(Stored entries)
----

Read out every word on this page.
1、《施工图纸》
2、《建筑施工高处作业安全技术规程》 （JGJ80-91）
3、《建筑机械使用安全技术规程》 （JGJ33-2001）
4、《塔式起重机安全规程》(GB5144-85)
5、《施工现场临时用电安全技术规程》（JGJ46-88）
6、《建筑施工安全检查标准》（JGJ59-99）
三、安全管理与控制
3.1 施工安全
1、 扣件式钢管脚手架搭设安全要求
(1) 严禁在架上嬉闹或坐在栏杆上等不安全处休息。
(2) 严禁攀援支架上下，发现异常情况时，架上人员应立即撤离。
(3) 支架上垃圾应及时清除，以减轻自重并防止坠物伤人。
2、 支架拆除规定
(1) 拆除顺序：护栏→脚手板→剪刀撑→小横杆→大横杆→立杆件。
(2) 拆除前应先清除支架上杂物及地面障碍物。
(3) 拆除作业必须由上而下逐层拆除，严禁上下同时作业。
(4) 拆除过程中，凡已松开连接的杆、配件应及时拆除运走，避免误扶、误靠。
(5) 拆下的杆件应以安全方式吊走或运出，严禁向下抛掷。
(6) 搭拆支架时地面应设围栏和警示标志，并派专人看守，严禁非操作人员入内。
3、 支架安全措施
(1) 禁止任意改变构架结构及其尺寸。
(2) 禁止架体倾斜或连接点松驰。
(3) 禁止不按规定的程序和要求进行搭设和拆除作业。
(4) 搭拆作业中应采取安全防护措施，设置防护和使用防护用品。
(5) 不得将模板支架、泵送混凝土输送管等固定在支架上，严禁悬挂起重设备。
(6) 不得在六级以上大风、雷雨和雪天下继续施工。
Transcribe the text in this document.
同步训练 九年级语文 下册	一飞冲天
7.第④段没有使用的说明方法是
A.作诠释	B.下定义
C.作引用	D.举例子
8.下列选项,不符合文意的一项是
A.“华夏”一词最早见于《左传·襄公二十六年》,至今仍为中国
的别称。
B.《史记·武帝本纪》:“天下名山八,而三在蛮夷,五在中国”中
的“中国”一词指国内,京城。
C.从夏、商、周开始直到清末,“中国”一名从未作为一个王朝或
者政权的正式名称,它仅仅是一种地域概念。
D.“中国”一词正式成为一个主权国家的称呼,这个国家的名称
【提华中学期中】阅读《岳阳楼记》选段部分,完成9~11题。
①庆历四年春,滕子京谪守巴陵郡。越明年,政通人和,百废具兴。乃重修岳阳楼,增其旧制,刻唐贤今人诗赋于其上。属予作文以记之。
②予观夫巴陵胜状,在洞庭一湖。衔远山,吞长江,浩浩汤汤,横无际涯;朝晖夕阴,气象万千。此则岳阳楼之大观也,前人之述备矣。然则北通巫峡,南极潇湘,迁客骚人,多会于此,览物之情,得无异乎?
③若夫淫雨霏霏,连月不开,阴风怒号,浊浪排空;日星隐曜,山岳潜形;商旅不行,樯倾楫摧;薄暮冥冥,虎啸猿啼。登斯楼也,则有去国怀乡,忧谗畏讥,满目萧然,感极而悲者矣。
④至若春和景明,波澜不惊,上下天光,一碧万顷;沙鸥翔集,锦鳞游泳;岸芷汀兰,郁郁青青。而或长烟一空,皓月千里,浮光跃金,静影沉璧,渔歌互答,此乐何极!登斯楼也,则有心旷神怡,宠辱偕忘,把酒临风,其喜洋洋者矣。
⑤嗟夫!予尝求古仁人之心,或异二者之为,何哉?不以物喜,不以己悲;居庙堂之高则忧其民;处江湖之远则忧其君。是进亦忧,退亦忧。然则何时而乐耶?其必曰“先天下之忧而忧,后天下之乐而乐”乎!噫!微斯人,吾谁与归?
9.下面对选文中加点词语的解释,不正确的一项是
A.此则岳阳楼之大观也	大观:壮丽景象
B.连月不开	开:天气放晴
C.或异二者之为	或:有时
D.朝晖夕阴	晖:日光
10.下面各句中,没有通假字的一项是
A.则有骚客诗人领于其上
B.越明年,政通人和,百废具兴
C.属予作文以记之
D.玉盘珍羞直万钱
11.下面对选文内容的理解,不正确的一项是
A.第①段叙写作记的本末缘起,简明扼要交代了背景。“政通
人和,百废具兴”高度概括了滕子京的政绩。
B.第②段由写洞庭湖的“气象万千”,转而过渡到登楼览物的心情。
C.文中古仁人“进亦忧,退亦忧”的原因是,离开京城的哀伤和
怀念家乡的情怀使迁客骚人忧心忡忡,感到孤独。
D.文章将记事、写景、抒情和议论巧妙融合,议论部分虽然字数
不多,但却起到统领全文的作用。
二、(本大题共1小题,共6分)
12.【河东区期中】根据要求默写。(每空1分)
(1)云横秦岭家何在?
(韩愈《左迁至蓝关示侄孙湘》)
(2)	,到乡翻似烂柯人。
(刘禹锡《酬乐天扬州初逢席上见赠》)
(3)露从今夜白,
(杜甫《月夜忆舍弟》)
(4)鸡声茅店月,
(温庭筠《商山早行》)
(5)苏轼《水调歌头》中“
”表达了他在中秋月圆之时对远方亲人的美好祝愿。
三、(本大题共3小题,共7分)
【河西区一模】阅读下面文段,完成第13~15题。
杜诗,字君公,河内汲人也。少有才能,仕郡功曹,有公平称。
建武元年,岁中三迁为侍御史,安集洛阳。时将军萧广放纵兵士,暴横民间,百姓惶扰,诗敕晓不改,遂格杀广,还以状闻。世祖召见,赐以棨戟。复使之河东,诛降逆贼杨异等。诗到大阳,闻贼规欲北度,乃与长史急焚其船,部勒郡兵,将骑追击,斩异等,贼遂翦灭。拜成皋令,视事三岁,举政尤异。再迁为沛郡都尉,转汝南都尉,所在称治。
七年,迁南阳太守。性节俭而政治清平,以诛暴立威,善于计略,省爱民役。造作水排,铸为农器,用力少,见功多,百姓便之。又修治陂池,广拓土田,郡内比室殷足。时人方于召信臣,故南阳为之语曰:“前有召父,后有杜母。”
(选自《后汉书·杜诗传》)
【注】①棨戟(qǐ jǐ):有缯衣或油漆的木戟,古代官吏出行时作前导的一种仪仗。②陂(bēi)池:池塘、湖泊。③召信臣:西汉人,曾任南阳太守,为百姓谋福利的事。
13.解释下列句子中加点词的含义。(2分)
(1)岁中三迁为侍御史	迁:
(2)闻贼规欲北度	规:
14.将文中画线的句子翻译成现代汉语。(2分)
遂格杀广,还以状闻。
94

----

## TASK TO COMPLETE
Collect each line holding the string "气象万千".

## PROBLEM SOLUTION
②予观夫巴陵胜状,在洞庭一湖。衔远山,吞长江,浩浩汤汤,横无际涯;朝晖夕阴,气象万千。此则岳阳楼之大观也,前人之述备矣。然则北通巫峡,南极潇湘,迁客骚人,多会于此,览物之情,得无异乎?
B.第②段由写洞庭湖的“气象万千”,转而过渡到登楼览物的心情。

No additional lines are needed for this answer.